** BEGIN INFORMATION SHOWN **
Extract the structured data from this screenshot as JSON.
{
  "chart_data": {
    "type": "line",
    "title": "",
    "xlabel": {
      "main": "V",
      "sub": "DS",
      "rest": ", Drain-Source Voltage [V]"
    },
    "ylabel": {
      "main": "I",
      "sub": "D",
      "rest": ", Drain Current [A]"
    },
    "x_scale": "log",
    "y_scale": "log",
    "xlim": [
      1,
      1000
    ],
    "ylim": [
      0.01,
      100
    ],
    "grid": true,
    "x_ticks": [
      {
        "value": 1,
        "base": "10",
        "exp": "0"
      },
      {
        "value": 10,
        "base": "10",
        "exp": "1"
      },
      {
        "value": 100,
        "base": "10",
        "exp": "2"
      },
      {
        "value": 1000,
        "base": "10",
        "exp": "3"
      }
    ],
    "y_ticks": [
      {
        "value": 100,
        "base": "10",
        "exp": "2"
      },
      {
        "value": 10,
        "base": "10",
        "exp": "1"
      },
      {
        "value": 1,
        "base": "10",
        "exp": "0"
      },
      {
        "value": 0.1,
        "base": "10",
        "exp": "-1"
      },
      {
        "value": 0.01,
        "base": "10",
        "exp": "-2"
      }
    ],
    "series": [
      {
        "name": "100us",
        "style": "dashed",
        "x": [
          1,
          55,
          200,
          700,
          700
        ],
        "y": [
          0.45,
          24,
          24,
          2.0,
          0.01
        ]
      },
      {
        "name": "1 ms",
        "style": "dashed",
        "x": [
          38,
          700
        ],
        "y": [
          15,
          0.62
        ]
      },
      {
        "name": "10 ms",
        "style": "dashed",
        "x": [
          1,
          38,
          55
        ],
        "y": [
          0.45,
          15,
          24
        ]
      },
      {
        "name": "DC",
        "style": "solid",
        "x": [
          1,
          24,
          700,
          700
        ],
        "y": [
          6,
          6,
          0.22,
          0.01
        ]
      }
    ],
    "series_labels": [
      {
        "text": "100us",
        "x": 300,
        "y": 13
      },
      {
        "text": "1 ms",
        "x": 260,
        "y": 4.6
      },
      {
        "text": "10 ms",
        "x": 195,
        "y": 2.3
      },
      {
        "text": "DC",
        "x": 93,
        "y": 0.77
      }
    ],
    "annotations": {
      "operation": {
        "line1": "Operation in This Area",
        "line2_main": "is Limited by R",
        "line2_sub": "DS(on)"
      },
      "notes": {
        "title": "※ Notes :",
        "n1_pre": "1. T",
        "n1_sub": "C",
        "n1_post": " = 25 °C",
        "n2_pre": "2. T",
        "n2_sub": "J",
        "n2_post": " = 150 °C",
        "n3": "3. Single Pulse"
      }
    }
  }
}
** END INFORMATION SHOWN **
### SHORT TASK
Using the listing above, please repeat every entry exactly.

### FULL ANSWER
Extract the structured data from this screenshot as JSON.
{
  "chart_data": {
    "type": "line",
    "title": "",
    "xlabel": {
      "main": "V",
      "sub": "DS",
      "rest": ", Drain-Source Voltage [V]"
    },
    "ylabel": {
      "main": "I",
      "sub": "D",
      "rest": ", Drain Current [A]"
    },
    "x_scale": "log",
    "y_scale": "log",
    "xlim": [
      1,
      1000
    ],
    "ylim": [
      0.01,
      100
    ],
    "grid": true,
    "x_ticks": [
      {
        "value": 1,
        "base": "10",
        "exp": "0"
      },
      {
        "value": 10,
        "base": "10",
        "exp": "1"
      },
      {
        "value": 100,
        "base": "10",
        "exp": "2"
      },
      {
        "value": 1000,
        "base": "10",
        "exp": "3"
      }
    ],
    "y_ticks": [
      {
        "value": 100,
        "base": "10",
        "exp": "2"
      },
      {
        "value": 10,
        "base": "10",
        "exp": "1"
      },
      {
        "value": 1,
        "base": "10",
        "exp": "0"
      },
      {
        "value": 0.1,
        "base": "10",
        "exp": "-1"
      },
      {
        "value": 0.01,
        "base": "10",
        "exp": "-2"
      }
    ],
    "series": [
      {
        "name": "100us",
        "style": "dashed",
        "x": [
          1,
          55,
          200,
          700,
          700
        ],
        "y": [
          0.45,
          24,
          24,
          2.0,
          0.01
        ]
      },
      {
        "name": "1 ms",
        "style": "dashed",
        "x": [
          38,
          700
        ],
        "y": [
          15,
          0.62
        ]
      },
      {
        "name": "10 ms",
        "style": "dashed",
        "x": [
          1,
          38,
          55
        ],
        "y": [
          0.45,
          15,
          24
        ]
      },
      {
        "name": "DC",
        "style": "solid",
        "x": [
          1,
          24,
          700,
          700
        ],
        "y": [
          6,
          6,
          0.22,
          0.01
        ]
      }
    ],
    "series_labels": [
      {
        "text": "100us",
        "x": 300,
        "y": 13
      },
      {
        "text": "1 ms",
        "x": 260,
        "y": 4.6
      },
      {
        "text": "10 ms",
        "x": 195,
        "y": 2.3
      },
      {
        "text": "DC",
        "x": 93,
        "y": 0.77
      }
    ],
    "annotations": {
      "operation": {
        "line1": "Operation in This Area",
        "line2_main": "is Limited by R",
        "line2_sub": "DS(on)"
      },
      "notes": {
        "title": "※ Notes :",
        "n1_pre": "1. T",
        "n1_sub": "C",
        "n1_post": " = 25 °C",
        "n2_pre": "2. T",
        "n2_sub": "J",
        "n2_post": " = 150 °C",
        "n3": "3. Single Pulse"
      }
    }
  }
}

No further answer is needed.